Given instruction ->
Locate each line containing the string "frac" and copy it out.
--- begin Dataset content ---
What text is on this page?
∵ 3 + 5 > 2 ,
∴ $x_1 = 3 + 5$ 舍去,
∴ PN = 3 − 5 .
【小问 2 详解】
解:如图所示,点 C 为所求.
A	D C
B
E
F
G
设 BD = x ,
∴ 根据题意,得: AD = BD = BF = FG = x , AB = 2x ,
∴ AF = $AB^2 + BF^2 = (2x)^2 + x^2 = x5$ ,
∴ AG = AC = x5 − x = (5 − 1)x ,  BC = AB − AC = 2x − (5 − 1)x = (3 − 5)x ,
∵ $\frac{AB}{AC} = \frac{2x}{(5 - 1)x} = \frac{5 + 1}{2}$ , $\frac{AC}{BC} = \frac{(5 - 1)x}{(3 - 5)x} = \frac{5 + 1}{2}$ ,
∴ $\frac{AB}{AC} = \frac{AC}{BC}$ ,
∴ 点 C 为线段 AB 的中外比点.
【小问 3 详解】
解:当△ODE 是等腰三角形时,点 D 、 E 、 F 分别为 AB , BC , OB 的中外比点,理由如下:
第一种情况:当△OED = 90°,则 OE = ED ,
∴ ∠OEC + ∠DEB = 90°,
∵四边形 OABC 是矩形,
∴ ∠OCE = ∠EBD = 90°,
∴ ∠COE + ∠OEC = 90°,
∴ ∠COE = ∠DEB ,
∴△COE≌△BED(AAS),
--- end Dataset content ---
Exercise result ->
∵ $\frac{AB}{AC} = \frac{2x}{(5 - 1)x} = \frac{5 + 1}{2}$ , $\frac{AC}{BC} = \frac{(5 - 1)x}{(3 - 5)x} = \frac{5 + 1}{2}$ ,
∴ $\frac{AB}{AC} = \frac{AC}{BC}$ ,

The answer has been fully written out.